⟨

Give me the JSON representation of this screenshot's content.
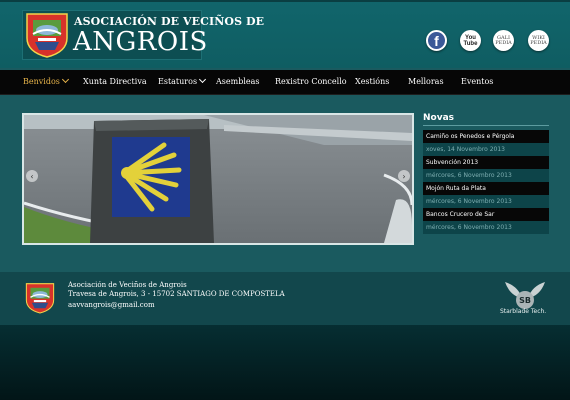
{
  "header": {
    "logo_sub": "ASOCIACIÓN DE VECIÑOS DE",
    "logo_main": "ANGROIS",
    "social": {
      "facebook": "f",
      "youtube": "You Tube",
      "galipedia_1": "GALI",
      "galipedia_2": "PEDIA",
      "wikipedia_1": "WIKI",
      "wikipedia_2": "PEDIA"
    }
  },
  "nav": {
    "items": [
      {
        "label": "Benvidos"
      },
      {
        "label": "Xunta Directiva"
      },
      {
        "label": "Estaturos"
      },
      {
        "label": "Asembleas"
      },
      {
        "label": "Rexistro Concello"
      },
      {
        "label": "Xestións"
      },
      {
        "label": "Melloras"
      },
      {
        "label": "Eventos"
      }
    ]
  },
  "news": {
    "title": "Novas",
    "items": [
      {
        "title": "Camiño os Penedos e Pérgola",
        "date": "xoves, 14 Novembro 2013"
      },
      {
        "title": "Subvención 2013",
        "date": "mércores, 6 Novembro 2013"
      },
      {
        "title": "Mojón Ruta da Plata",
        "date": "mércores, 6 Novembro 2013"
      },
      {
        "title": "Bancos Crucero de Sar",
        "date": "mércores, 6 Novembro 2013"
      }
    ]
  },
  "footer": {
    "org": "Asociación de Veciños de Angrois",
    "address": "Travesa de Angrois, 3 - 15702 SANTIAGO DE COMPOSTELA",
    "email": "aavvangrois@gmail.com",
    "sb_mark": "SB",
    "credit": "Starblade Tech."
  },
  "colors": {
    "accent_nav_active": "#e6b34a",
    "header_bg": "#11656b",
    "nav_bg": "#060606",
    "body_bg": "#1a5a5f"
  },
  "icons": [
    "facebook-icon",
    "youtube-icon",
    "galipedia-icon",
    "wikipedia-icon",
    "slider-prev-icon",
    "slider-next-icon",
    "chevron-down-icon"
  ]
}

⟩

• **Required work**
Without the pictures, print the whole listing exactly as given.

• **Worked solution**
Give me the JSON representation of this screenshot's content.
{
  "header": {
    "logo_sub": "ASOCIACIÓN DE VECIÑOS DE",
    "logo_main": "ANGROIS",
    "social": {
      "facebook": "f",
      "youtube": "You Tube",
      "galipedia_1": "GALI",
      "galipedia_2": "PEDIA",
      "wikipedia_1": "WIKI",
      "wikipedia_2": "PEDIA"
    }
  },
  "nav": {
    "items": [
      {
        "label": "Benvidos"
      },
      {
        "label": "Xunta Directiva"
      },
      {
        "label": "Estaturos"
      },
      {
        "label": "Asembleas"
      },
      {
        "label": "Rexistro Concello"
      },
      {
        "label": "Xestións"
      },
      {
        "label": "Melloras"
      },
      {
        "label": "Eventos"
      }
    ]
  },
  "news": {
    "title": "Novas",
    "items": [
      {
        "title": "Camiño os Penedos e Pérgola",
        "date": "xoves, 14 Novembro 2013"
      },
      {
        "title": "Subvención 2013",
        "date": "mércores, 6 Novembro 2013"
      },
      {
        "title": "Mojón Ruta da Plata",
        "date": "mércores, 6 Novembro 2013"
      },
      {
        "title": "Bancos Crucero de Sar",
        "date": "mércores, 6 Novembro 2013"
      }
    ]
  },
  "footer": {
    "org": "Asociación de Veciños de Angrois",
    "address": "Travesa de Angrois, 3 - 15702 SANTIAGO DE COMPOSTELA",
    "email": "aavvangrois@gmail.com",
    "sb_mark": "SB",
    "credit": "Starblade Tech."
  },
  "colors": {
    "accent_nav_active": "#e6b34a",
    "header_bg": "#11656b",
    "nav_bg": "#060606",
    "body_bg": "#1a5a5f"
  },
  "icons": [
    "facebook-icon",
    "youtube-icon",
    "galipedia-icon",
    "wikipedia-icon",
    "slider-prev-icon",
    "slider-next-icon",
    "chevron-down-icon"
  ]
}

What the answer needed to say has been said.